Stored entries:
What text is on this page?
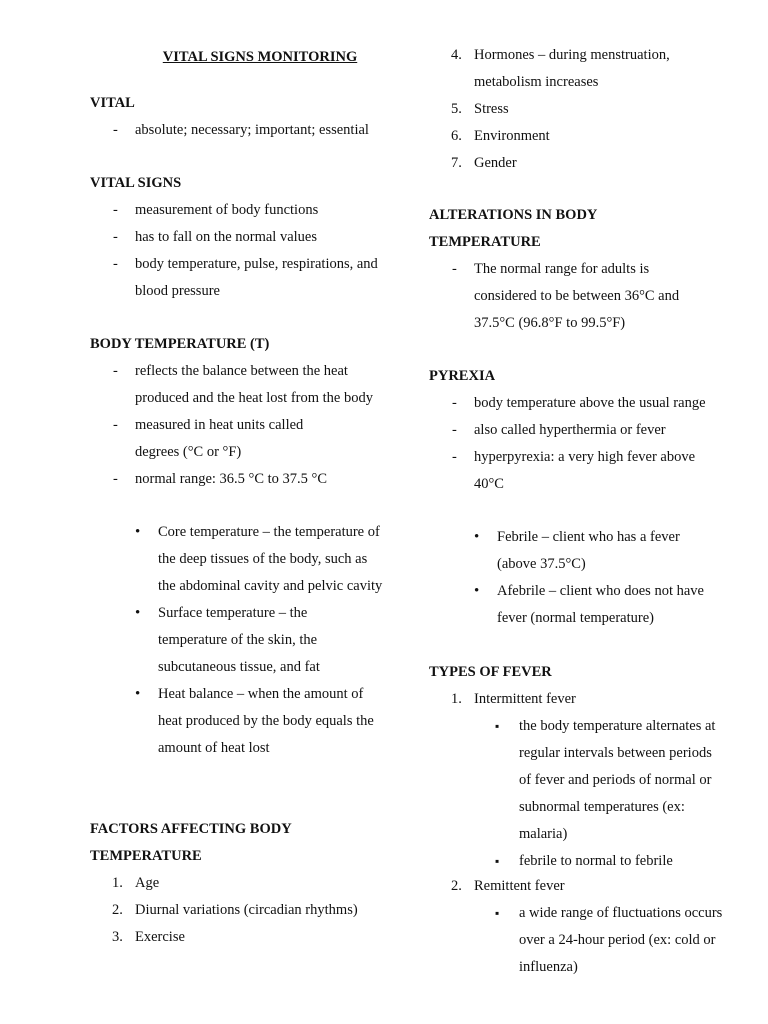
VITAL SIGNS MONITORING
VITAL
- absolute; necessary; important; essential
VITAL SIGNS
- measurement of body functions
- has to fall on the normal values
- body temperature, pulse, respirations, and blood pressure
BODY TEMPERATURE (T)
- reflects the balance between the heat produced and the heat lost from the body
- measured in heat units called degrees (°C or °F)
- normal range: 36.5 °C to 37.5 °C
• Core temperature – the temperature of the deep tissues of the body, such as the abdominal cavity and pelvic cavity
• Surface temperature – the temperature of the skin, the subcutaneous tissue, and fat
• Heat balance – when the amount of heat produced by the body equals the amount of heat lost
FACTORS AFFECTING BODY
TEMPERATURE
1. Age
2. Diurnal variations (circadian rhythms)
3. Exercise
4. Hormones – during menstruation, metabolism increases
5. Stress
6. Environment
7. Gender
ALTERATIONS IN BODY
TEMPERATURE
- The normal range for adults is considered to be between 36°C and 37.5°C (96.8°F to 99.5°F)
PYREXIA
- body temperature above the usual range
- also called hyperthermia or fever
- hyperpyrexia: a very high fever above 40°C
• Febrile – client who has a fever (above 37.5°C)
• Afebrile – client who does not have fever (normal temperature)
TYPES OF FEVER
1. Intermittent fever
▪ the body temperature alternates at regular intervals between periods of fever and periods of normal or subnormal temperatures (ex: malaria)
▪ febrile to normal to febrile
2. Remittent fever
▪ a wide range of fluctuations occurs over a 24-hour period (ex: cold or influenza)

**Stated problem:**
Identify each line in the records above that contains the word "client", and copy it out in full.

**Right answer:**
• Febrile – client who has a fever (above 37.5°C)
• Afebrile – client who does not have fever (normal temperature)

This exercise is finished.